[START]

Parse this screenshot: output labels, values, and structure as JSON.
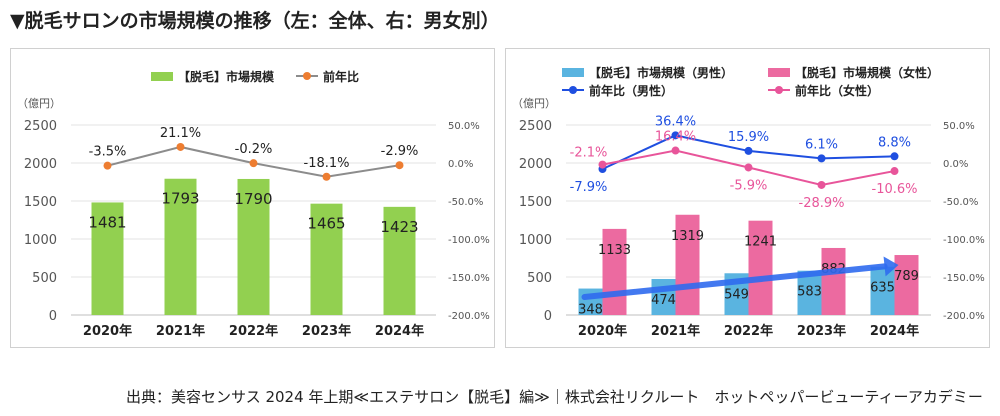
{
  "heading": "▼脱毛サロンの市場規模の推移（左：全体、右：男女別）",
  "source": "出典：美容センサス 2024 年上期≪エステサロン【脱毛】編≫｜株式会社リクルート　ホットペッパービューティーアカデミー",
  "chart_data": [
    {
      "type": "bar",
      "categories": [
        "2020年",
        "2021年",
        "2022年",
        "2023年",
        "2024年"
      ],
      "unit_label": "（億円）",
      "ylim": [
        0,
        2500
      ],
      "yticks": [
        "0",
        "500",
        "1000",
        "1500",
        "2000",
        "2500"
      ],
      "y2lim": [
        -200,
        50
      ],
      "y2ticks": [
        "-200.0%",
        "-150.0%",
        "-100.0%",
        "-50.0%",
        "0.0%",
        "50.0%"
      ],
      "series": [
        {
          "name": "【脱毛】市場規模",
          "kind": "bar",
          "axis": "left",
          "color": "#92d050",
          "values": [
            1481,
            1793,
            1790,
            1465,
            1423
          ],
          "labels": [
            "1481",
            "1793",
            "1790",
            "1465",
            "1423"
          ]
        }
      ],
      "lines": [
        {
          "name": "前年比",
          "kind": "line",
          "axis": "right",
          "color": "#8c8c8c",
          "marker_color": "#ed7d31",
          "values": [
            -3.5,
            21.1,
            -0.2,
            -18.1,
            -2.9
          ],
          "labels": [
            "-3.5%",
            "21.1%",
            "-0.2%",
            "-18.1%",
            "-2.9%"
          ]
        }
      ]
    },
    {
      "type": "bar",
      "categories": [
        "2020年",
        "2021年",
        "2022年",
        "2023年",
        "2024年"
      ],
      "unit_label": "（億円）",
      "ylim": [
        0,
        2500
      ],
      "yticks": [
        "0",
        "500",
        "1000",
        "1500",
        "2000",
        "2500"
      ],
      "y2lim": [
        -200,
        50
      ],
      "y2ticks": [
        "-200.0%",
        "-150.0%",
        "-100.0%",
        "-50.0%",
        "0.0%",
        "50.0%"
      ],
      "series": [
        {
          "name": "【脱毛】市場規模（男性）",
          "kind": "bar",
          "axis": "left",
          "color": "#5ab4e0",
          "values": [
            348,
            474,
            549,
            583,
            635
          ],
          "labels": [
            "348",
            "474",
            "549",
            "583",
            "635"
          ]
        },
        {
          "name": "【脱毛】市場規模（女性）",
          "kind": "bar",
          "axis": "left",
          "color": "#ec6aa0",
          "values": [
            1133,
            1319,
            1241,
            882,
            789
          ],
          "labels": [
            "1133",
            "1319",
            "1241",
            "882",
            "789"
          ]
        }
      ],
      "lines": [
        {
          "name": "前年比（男性）",
          "kind": "line",
          "axis": "right",
          "color": "#1f4fe0",
          "marker_color": "#1f4fe0",
          "values": [
            -7.9,
            36.4,
            15.9,
            6.1,
            8.8
          ],
          "labels": [
            "-7.9%",
            "36.4%",
            "15.9%",
            "6.1%",
            "8.8%"
          ]
        },
        {
          "name": "前年比（女性）",
          "kind": "line",
          "axis": "right",
          "color": "#e8559a",
          "marker_color": "#e8559a",
          "values": [
            -2.1,
            16.4,
            -5.9,
            -28.9,
            -10.6
          ],
          "labels": [
            "-2.1%",
            "16.4%",
            "-5.9%",
            "-28.9%",
            "-10.6%"
          ]
        }
      ],
      "trend_arrow": {
        "color": "#2f6bef",
        "from_category": "2020年",
        "to_category": "2024年"
      }
    }
  ]
}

[END]

*SHORT PROBLEM*
Every entry must be transcribed exactly. Pictures do not belong in the copy.

*REPLY*
Parse this screenshot: output labels, values, and structure as JSON.
{
  "heading": "▼脱毛サロンの市場規模の推移（左：全体、右：男女別）",
  "source": "出典：美容センサス 2024 年上期≪エステサロン【脱毛】編≫｜株式会社リクルート　ホットペッパービューティーアカデミー",
  "chart_data": [
    {
      "type": "bar",
      "categories": [
        "2020年",
        "2021年",
        "2022年",
        "2023年",
        "2024年"
      ],
      "unit_label": "（億円）",
      "ylim": [
        0,
        2500
      ],
      "yticks": [
        "0",
        "500",
        "1000",
        "1500",
        "2000",
        "2500"
      ],
      "y2lim": [
        -200,
        50
      ],
      "y2ticks": [
        "-200.0%",
        "-150.0%",
        "-100.0%",
        "-50.0%",
        "0.0%",
        "50.0%"
      ],
      "series": [
        {
          "name": "【脱毛】市場規模",
          "kind": "bar",
          "axis": "left",
          "color": "#92d050",
          "values": [
            1481,
            1793,
            1790,
            1465,
            1423
          ],
          "labels": [
            "1481",
            "1793",
            "1790",
            "1465",
            "1423"
          ]
        }
      ],
      "lines": [
        {
          "name": "前年比",
          "kind": "line",
          "axis": "right",
          "color": "#8c8c8c",
          "marker_color": "#ed7d31",
          "values": [
            -3.5,
            21.1,
            -0.2,
            -18.1,
            -2.9
          ],
          "labels": [
            "-3.5%",
            "21.1%",
            "-0.2%",
            "-18.1%",
            "-2.9%"
          ]
        }
      ]
    },
    {
      "type": "bar",
      "categories": [
        "2020年",
        "2021年",
        "2022年",
        "2023年",
        "2024年"
      ],
      "unit_label": "（億円）",
      "ylim": [
        0,
        2500
      ],
      "yticks": [
        "0",
        "500",
        "1000",
        "1500",
        "2000",
        "2500"
      ],
      "y2lim": [
        -200,
        50
      ],
      "y2ticks": [
        "-200.0%",
        "-150.0%",
        "-100.0%",
        "-50.0%",
        "0.0%",
        "50.0%"
      ],
      "series": [
        {
          "name": "【脱毛】市場規模（男性）",
          "kind": "bar",
          "axis": "left",
          "color": "#5ab4e0",
          "values": [
            348,
            474,
            549,
            583,
            635
          ],
          "labels": [
            "348",
            "474",
            "549",
            "583",
            "635"
          ]
        },
        {
          "name": "【脱毛】市場規模（女性）",
          "kind": "bar",
          "axis": "left",
          "color": "#ec6aa0",
          "values": [
            1133,
            1319,
            1241,
            882,
            789
          ],
          "labels": [
            "1133",
            "1319",
            "1241",
            "882",
            "789"
          ]
        }
      ],
      "lines": [
        {
          "name": "前年比（男性）",
          "kind": "line",
          "axis": "right",
          "color": "#1f4fe0",
          "marker_color": "#1f4fe0",
          "values": [
            -7.9,
            36.4,
            15.9,
            6.1,
            8.8
          ],
          "labels": [
            "-7.9%",
            "36.4%",
            "15.9%",
            "6.1%",
            "8.8%"
          ]
        },
        {
          "name": "前年比（女性）",
          "kind": "line",
          "axis": "right",
          "color": "#e8559a",
          "marker_color": "#e8559a",
          "values": [
            -2.1,
            16.4,
            -5.9,
            -28.9,
            -10.6
          ],
          "labels": [
            "-2.1%",
            "16.4%",
            "-5.9%",
            "-28.9%",
            "-10.6%"
          ]
        }
      ],
      "trend_arrow": {
        "color": "#2f6bef",
        "from_category": "2020年",
        "to_category": "2024年"
      }
    }
  ]
}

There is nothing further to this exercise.